Instructions to follow:
Provide only the number of lines where "JSON" occurs.

Data listing:
━━━━━━━━━━

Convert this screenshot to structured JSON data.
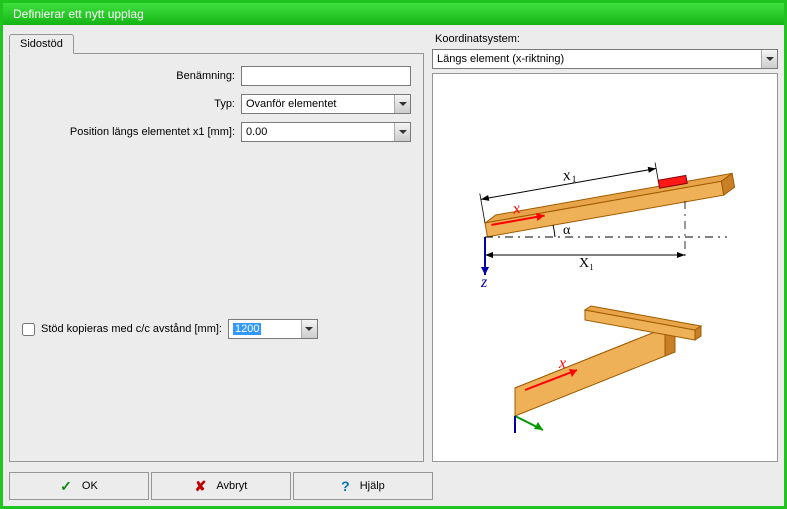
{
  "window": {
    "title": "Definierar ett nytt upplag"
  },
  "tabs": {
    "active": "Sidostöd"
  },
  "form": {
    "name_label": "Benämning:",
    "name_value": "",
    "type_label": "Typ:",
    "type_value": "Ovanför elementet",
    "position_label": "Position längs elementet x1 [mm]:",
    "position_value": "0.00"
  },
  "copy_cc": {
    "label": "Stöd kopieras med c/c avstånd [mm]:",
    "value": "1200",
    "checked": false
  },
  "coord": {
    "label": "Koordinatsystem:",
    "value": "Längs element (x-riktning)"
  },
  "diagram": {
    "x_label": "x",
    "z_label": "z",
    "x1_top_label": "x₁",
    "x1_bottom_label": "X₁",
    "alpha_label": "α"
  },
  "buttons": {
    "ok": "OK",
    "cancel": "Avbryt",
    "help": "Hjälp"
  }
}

━━━━━━━━━━

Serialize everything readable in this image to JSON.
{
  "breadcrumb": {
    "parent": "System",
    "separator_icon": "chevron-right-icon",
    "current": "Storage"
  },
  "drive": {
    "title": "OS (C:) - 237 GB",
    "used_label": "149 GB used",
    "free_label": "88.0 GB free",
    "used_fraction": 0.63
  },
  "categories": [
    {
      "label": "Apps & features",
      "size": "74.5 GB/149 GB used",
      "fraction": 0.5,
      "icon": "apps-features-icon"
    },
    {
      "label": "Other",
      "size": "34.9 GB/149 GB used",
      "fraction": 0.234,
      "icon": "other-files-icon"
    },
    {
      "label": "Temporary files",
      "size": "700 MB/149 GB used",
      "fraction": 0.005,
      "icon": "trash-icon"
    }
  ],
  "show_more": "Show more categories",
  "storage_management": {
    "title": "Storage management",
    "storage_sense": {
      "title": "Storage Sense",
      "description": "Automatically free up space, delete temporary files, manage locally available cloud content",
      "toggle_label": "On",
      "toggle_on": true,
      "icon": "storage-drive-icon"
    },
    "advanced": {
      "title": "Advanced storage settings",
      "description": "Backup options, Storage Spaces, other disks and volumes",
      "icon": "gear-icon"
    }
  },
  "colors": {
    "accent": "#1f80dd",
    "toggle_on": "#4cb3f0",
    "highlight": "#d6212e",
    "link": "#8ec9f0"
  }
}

━━━━━━━━━━

Written reply:
2